Source data =
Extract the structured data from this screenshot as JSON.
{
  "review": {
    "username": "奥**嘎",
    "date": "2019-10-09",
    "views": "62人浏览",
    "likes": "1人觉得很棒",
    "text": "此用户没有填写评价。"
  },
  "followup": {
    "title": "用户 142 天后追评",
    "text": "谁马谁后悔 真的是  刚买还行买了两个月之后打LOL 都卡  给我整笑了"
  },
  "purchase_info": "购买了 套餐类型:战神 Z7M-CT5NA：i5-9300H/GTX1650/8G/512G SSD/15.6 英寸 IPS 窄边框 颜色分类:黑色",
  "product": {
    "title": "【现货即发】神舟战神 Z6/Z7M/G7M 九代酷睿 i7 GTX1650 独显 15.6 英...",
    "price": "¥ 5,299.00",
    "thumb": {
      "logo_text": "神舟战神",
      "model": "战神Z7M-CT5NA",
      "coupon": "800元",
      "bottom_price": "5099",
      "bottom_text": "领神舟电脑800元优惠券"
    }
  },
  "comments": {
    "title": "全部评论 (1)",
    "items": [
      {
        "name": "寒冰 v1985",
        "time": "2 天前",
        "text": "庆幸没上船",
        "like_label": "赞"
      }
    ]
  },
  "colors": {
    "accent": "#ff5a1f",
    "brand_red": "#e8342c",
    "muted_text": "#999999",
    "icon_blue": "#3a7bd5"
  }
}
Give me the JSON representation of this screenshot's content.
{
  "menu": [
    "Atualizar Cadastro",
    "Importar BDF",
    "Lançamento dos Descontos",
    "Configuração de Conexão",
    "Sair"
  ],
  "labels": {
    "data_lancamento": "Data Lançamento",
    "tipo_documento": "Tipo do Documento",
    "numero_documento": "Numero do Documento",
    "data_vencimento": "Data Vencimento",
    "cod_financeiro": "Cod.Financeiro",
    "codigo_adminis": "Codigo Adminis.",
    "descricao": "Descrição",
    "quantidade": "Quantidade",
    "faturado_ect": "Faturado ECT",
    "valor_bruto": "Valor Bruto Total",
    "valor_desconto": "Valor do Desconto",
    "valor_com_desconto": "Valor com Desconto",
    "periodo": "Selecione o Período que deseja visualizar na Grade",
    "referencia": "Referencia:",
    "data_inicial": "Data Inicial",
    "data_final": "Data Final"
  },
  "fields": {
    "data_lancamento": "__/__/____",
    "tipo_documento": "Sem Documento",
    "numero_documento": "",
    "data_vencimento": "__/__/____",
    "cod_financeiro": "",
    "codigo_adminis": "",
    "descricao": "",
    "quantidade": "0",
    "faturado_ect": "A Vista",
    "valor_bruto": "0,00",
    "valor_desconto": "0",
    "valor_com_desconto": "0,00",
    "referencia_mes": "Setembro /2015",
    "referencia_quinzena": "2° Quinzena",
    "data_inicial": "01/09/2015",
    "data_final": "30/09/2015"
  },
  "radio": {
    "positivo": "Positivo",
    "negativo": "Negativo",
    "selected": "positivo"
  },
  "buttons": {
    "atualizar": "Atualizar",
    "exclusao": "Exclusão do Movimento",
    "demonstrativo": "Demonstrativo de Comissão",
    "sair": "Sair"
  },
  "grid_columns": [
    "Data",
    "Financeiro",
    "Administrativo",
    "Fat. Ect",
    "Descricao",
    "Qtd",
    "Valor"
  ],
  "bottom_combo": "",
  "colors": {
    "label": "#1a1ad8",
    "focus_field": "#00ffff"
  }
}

Directions for this task =
Reproduce the material in full, with no word added or dropped.

Response to the task =
Extract the structured data from this screenshot as JSON.
{
  "review": {
    "username": "奥**嘎",
    "date": "2019-10-09",
    "views": "62人浏览",
    "likes": "1人觉得很棒",
    "text": "此用户没有填写评价。"
  },
  "followup": {
    "title": "用户 142 天后追评",
    "text": "谁马谁后悔 真的是  刚买还行买了两个月之后打LOL 都卡  给我整笑了"
  },
  "purchase_info": "购买了 套餐类型:战神 Z7M-CT5NA：i5-9300H/GTX1650/8G/512G SSD/15.6 英寸 IPS 窄边框 颜色分类:黑色",
  "product": {
    "title": "【现货即发】神舟战神 Z6/Z7M/G7M 九代酷睿 i7 GTX1650 独显 15.6 英...",
    "price": "¥ 5,299.00",
    "thumb": {
      "logo_text": "神舟战神",
      "model": "战神Z7M-CT5NA",
      "coupon": "800元",
      "bottom_price": "5099",
      "bottom_text": "领神舟电脑800元优惠券"
    }
  },
  "comments": {
    "title": "全部评论 (1)",
    "items": [
      {
        "name": "寒冰 v1985",
        "time": "2 天前",
        "text": "庆幸没上船",
        "like_label": "赞"
      }
    ]
  },
  "colors": {
    "accent": "#ff5a1f",
    "brand_red": "#e8342c",
    "muted_text": "#999999",
    "icon_blue": "#3a7bd5"
  }
}
Give me the JSON representation of this screenshot's content.
{
  "menu": [
    "Atualizar Cadastro",
    "Importar BDF",
    "Lançamento dos Descontos",
    "Configuração de Conexão",
    "Sair"
  ],
  "labels": {
    "data_lancamento": "Data Lançamento",
    "tipo_documento": "Tipo do Documento",
    "numero_documento": "Numero do Documento",
    "data_vencimento": "Data Vencimento",
    "cod_financeiro": "Cod.Financeiro",
    "codigo_adminis": "Codigo Adminis.",
    "descricao": "Descrição",
    "quantidade": "Quantidade",
    "faturado_ect": "Faturado ECT",
    "valor_bruto": "Valor Bruto Total",
    "valor_desconto": "Valor do Desconto",
    "valor_com_desconto": "Valor com Desconto",
    "periodo": "Selecione o Período que deseja visualizar na Grade",
    "referencia": "Referencia:",
    "data_inicial": "Data Inicial",
    "data_final": "Data Final"
  },
  "fields": {
    "data_lancamento": "__/__/____",
    "tipo_documento": "Sem Documento",
    "numero_documento": "",
    "data_vencimento": "__/__/____",
    "cod_financeiro": "",
    "codigo_adminis": "",
    "descricao": "",
    "quantidade": "0",
    "faturado_ect": "A Vista",
    "valor_bruto": "0,00",
    "valor_desconto": "0",
    "valor_com_desconto": "0,00",
    "referencia_mes": "Setembro /2015",
    "referencia_quinzena": "2° Quinzena",
    "data_inicial": "01/09/2015",
    "data_final": "30/09/2015"
  },
  "radio": {
    "positivo": "Positivo",
    "negativo": "Negativo",
    "selected": "positivo"
  },
  "buttons": {
    "atualizar": "Atualizar",
    "exclusao": "Exclusão do Movimento",
    "demonstrativo": "Demonstrativo de Comissão",
    "sair": "Sair"
  },
  "grid_columns": [
    "Data",
    "Financeiro",
    "Administrativo",
    "Fat. Ect",
    "Descricao",
    "Qtd",
    "Valor"
  ],
  "bottom_combo": "",
  "colors": {
    "label": "#1a1ad8",
    "focus_field": "#00ffff"
  }
}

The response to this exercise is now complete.